*TASK GOAL*.
Search the entries for the word "Järn" and pull out each line that has it.

RECORDS FOR THE TASK: Begin

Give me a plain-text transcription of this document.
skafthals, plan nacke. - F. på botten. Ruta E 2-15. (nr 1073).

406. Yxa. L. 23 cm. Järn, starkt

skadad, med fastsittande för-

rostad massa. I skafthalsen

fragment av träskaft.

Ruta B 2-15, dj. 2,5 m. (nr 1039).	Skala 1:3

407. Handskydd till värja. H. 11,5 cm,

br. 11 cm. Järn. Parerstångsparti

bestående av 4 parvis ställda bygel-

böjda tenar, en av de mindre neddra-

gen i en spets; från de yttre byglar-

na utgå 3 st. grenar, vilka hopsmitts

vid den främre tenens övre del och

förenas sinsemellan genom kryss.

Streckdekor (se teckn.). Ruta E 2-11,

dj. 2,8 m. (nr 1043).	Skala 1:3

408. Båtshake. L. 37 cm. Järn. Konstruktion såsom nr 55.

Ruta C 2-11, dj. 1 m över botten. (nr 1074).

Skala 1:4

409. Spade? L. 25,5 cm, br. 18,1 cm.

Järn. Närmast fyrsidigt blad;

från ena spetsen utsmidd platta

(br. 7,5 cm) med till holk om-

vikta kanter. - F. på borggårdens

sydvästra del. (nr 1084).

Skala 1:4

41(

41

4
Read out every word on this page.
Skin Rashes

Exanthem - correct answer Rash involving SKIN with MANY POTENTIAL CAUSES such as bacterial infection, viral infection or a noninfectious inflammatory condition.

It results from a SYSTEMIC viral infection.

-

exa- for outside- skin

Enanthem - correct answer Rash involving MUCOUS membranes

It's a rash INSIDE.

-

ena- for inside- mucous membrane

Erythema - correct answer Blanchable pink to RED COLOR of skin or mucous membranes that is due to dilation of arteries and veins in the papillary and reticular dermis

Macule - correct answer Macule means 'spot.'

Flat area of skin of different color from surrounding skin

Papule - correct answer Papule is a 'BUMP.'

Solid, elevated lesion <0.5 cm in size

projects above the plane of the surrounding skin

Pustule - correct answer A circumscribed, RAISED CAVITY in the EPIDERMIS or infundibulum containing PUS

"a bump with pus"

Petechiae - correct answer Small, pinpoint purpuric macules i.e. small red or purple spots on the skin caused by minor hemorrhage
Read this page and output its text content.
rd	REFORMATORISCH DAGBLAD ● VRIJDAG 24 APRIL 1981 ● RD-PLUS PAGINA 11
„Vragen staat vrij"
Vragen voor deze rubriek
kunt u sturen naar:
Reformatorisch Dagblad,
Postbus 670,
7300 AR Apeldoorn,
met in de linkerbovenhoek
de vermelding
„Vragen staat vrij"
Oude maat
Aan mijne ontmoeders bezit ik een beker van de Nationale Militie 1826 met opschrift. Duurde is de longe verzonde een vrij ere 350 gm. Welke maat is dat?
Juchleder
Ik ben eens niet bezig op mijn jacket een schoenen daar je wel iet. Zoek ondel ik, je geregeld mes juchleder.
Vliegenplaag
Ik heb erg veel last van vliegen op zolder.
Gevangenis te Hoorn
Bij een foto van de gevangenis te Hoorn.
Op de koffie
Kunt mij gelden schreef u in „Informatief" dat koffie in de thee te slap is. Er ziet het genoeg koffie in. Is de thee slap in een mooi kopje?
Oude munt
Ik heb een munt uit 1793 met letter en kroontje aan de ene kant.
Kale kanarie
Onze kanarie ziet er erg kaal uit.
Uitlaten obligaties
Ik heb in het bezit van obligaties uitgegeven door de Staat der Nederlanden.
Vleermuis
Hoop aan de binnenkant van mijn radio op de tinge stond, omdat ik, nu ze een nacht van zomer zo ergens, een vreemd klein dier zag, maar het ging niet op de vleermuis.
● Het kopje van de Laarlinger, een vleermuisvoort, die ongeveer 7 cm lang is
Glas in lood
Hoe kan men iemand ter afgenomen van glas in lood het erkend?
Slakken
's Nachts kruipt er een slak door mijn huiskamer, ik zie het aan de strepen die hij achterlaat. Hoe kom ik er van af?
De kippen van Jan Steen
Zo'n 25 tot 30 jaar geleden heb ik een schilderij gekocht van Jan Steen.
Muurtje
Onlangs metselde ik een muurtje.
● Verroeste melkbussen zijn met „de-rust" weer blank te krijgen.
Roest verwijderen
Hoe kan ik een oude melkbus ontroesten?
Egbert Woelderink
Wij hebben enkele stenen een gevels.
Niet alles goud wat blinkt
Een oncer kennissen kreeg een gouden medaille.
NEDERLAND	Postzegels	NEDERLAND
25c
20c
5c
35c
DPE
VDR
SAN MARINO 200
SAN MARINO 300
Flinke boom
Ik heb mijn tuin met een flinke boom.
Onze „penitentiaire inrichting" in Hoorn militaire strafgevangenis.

RECORDS FOR THE TASK: End

*COMPLETED TASK*.
406. Yxa. L. 23 cm. Järn, starkt
br. 11 cm. Järn. Parerstångsparti
408. Båtshake. L. 37 cm. Järn. Konstruktion såsom nr 55.
Järn. Närmast fyrsidigt blad;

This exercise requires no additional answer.